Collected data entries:

━━━━

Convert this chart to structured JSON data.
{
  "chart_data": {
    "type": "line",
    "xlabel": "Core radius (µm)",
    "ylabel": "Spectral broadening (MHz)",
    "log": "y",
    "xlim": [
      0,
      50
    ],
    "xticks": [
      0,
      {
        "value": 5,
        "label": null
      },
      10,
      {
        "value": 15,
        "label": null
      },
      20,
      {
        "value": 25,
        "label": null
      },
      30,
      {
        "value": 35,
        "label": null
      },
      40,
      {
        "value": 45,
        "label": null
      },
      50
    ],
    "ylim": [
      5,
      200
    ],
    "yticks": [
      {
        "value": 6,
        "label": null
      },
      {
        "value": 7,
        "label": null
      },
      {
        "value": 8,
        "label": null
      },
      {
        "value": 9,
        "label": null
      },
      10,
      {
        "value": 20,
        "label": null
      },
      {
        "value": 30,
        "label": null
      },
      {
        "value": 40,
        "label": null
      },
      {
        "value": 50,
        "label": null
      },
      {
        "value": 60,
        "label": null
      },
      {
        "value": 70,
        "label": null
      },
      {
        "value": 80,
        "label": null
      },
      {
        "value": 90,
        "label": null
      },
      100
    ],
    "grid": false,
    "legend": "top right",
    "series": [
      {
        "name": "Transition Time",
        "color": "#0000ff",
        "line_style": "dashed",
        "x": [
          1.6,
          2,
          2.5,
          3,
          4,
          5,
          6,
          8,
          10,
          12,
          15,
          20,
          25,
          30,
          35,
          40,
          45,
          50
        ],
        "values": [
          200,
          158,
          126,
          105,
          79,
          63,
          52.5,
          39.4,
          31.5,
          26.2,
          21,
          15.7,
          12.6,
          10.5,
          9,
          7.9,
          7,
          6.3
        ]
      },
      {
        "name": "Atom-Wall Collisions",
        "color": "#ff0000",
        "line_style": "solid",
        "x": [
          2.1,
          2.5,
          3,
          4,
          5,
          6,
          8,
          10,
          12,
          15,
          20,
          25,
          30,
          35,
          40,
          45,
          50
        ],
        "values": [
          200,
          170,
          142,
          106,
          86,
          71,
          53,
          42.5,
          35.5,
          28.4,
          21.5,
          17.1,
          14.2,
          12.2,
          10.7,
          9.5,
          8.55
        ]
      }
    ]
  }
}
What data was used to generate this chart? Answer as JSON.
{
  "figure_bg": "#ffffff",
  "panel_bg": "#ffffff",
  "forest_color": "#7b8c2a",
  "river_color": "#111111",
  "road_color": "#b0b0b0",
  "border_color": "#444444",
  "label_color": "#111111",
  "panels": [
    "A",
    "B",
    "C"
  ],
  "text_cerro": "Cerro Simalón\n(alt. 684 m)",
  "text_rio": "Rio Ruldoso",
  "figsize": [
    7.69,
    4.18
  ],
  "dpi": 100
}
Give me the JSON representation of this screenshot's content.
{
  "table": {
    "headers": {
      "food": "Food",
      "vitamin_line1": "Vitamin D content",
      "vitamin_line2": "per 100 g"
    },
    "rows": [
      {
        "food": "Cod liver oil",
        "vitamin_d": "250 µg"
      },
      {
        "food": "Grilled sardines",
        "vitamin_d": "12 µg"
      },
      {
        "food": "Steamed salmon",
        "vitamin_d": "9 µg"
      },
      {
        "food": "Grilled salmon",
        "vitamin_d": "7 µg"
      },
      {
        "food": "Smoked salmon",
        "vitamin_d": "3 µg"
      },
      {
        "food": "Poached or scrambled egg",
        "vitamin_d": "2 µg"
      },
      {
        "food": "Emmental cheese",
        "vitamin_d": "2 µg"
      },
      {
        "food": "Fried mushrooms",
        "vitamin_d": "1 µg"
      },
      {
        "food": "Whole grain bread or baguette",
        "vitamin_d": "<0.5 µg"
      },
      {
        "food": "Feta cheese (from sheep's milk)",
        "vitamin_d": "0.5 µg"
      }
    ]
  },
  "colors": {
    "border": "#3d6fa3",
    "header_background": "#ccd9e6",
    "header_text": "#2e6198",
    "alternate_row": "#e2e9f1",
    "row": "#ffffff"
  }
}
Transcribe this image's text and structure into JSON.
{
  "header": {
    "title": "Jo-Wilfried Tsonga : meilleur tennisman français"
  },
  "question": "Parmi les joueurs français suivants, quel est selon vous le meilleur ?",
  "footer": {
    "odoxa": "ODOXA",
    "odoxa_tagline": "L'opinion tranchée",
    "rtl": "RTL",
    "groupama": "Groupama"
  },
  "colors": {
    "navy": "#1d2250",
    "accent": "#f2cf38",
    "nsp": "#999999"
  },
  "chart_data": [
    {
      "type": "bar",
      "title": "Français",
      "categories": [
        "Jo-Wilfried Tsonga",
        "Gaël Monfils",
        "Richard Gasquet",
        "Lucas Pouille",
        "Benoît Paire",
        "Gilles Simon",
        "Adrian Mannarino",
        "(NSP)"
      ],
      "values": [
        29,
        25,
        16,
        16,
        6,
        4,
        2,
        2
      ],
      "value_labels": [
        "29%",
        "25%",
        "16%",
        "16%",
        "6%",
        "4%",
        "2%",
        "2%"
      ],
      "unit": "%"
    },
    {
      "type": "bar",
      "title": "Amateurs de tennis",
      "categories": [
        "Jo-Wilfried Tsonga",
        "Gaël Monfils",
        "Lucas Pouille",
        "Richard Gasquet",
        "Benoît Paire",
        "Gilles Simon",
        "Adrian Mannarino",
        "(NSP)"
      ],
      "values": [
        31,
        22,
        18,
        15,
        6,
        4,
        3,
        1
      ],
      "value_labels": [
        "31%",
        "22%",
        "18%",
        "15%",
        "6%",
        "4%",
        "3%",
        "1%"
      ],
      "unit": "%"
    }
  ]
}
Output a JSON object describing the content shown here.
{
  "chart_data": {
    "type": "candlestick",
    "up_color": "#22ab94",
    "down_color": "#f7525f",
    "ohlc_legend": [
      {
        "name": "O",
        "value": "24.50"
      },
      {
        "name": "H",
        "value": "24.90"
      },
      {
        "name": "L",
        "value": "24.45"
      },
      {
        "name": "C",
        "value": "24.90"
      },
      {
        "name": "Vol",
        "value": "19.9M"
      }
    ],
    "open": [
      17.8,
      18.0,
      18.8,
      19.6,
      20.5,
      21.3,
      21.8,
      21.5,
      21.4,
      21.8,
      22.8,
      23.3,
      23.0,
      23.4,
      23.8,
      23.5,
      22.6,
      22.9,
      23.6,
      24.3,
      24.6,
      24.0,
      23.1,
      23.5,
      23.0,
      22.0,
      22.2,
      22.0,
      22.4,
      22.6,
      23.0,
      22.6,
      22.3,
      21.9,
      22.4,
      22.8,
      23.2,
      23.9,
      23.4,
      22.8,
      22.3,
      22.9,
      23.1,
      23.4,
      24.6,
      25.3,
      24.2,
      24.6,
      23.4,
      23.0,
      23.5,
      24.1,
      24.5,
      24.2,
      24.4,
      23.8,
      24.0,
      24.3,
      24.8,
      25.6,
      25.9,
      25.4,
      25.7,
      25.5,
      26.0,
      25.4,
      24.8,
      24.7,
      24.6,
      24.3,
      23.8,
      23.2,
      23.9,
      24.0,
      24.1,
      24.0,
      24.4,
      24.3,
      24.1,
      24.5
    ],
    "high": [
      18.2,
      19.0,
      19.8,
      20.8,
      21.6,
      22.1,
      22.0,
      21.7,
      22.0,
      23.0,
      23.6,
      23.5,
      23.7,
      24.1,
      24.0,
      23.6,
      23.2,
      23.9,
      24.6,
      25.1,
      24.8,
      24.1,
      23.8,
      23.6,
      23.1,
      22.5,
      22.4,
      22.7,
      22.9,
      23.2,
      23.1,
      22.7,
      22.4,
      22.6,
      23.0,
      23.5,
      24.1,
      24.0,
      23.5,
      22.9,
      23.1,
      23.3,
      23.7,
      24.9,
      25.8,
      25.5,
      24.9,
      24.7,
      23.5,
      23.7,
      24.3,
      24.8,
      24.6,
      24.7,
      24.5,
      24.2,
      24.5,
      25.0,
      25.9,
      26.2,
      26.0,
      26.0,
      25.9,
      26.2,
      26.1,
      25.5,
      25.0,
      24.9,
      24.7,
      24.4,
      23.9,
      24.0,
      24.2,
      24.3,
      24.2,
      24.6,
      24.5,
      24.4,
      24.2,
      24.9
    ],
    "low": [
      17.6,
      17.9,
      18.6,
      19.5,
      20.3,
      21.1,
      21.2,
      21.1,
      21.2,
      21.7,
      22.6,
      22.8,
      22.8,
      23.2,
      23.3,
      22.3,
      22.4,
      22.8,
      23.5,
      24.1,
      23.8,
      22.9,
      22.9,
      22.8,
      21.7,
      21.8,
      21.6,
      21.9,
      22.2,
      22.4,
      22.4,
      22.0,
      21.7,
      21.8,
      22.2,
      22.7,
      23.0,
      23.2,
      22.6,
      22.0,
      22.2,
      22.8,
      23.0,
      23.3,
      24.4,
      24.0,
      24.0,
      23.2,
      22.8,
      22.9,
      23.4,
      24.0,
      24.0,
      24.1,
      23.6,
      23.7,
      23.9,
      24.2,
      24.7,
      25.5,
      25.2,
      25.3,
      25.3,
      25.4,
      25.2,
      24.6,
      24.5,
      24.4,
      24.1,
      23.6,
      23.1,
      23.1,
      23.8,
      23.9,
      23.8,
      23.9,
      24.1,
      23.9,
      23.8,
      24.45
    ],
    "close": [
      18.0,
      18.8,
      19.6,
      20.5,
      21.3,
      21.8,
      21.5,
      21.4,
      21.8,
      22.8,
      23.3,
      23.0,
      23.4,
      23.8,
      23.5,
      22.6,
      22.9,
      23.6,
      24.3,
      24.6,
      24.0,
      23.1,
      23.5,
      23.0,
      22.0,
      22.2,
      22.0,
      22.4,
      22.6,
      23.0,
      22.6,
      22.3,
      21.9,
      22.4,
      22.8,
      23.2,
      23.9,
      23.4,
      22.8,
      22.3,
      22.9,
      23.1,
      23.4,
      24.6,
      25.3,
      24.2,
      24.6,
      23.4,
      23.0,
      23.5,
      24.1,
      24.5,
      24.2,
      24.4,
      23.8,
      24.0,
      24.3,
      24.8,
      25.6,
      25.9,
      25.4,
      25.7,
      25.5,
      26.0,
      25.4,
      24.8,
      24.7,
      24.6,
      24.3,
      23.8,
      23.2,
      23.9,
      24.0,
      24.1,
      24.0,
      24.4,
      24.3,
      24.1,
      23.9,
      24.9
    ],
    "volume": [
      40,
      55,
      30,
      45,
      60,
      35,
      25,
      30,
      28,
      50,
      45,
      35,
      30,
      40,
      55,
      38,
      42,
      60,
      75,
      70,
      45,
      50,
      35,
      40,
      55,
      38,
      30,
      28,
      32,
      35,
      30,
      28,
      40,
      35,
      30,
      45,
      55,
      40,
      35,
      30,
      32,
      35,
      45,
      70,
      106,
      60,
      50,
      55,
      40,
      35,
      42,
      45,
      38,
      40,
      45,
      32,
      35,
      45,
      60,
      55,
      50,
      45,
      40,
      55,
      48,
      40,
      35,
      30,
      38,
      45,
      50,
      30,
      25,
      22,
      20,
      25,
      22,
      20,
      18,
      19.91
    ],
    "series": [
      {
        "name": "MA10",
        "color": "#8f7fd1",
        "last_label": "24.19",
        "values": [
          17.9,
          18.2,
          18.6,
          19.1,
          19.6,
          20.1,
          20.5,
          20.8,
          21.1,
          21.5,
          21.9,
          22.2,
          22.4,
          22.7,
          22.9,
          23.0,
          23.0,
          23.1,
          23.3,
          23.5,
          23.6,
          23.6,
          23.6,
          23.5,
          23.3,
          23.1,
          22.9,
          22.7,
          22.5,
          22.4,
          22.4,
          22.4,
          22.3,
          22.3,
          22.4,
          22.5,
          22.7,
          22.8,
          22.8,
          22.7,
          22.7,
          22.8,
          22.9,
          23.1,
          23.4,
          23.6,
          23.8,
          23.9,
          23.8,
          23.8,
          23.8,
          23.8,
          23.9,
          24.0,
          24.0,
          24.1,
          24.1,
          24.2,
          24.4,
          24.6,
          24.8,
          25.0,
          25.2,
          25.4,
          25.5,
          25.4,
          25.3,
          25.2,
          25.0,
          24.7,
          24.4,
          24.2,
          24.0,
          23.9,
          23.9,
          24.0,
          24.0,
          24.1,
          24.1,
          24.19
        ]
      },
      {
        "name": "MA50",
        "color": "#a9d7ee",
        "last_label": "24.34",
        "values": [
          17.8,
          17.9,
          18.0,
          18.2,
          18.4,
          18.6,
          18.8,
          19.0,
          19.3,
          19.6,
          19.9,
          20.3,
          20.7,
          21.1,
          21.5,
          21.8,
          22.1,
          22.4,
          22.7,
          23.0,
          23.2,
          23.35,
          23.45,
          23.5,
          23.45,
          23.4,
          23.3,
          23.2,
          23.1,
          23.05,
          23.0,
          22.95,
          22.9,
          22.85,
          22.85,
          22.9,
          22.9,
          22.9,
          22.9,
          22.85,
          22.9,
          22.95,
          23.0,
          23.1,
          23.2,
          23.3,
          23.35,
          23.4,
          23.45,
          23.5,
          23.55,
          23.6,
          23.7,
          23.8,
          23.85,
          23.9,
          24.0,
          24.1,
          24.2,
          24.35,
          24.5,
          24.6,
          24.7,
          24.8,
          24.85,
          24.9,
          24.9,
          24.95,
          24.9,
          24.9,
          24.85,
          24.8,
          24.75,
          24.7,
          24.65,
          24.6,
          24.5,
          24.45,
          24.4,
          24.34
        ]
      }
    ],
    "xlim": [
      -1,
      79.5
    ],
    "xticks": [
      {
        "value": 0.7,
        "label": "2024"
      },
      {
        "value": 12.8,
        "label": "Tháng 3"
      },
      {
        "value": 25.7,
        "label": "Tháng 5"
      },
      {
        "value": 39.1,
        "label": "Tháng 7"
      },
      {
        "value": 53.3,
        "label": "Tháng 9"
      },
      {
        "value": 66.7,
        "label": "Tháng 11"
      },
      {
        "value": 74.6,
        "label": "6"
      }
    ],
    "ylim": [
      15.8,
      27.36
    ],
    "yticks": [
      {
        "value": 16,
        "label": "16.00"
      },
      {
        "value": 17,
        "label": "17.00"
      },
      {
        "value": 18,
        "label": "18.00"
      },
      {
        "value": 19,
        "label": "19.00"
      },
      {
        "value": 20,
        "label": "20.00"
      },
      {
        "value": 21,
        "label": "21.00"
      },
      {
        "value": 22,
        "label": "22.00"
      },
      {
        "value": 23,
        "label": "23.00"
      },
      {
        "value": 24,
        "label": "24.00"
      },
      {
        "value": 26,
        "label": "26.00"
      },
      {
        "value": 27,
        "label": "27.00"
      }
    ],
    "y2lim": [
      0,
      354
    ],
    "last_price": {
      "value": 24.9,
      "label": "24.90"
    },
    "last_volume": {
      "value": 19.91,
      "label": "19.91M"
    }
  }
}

━━━━

Identify which lines contain the word "cheese" and copy each one.

        "food": "Emmental cheese",
        "food": "Feta cheese (from sheep's milk)",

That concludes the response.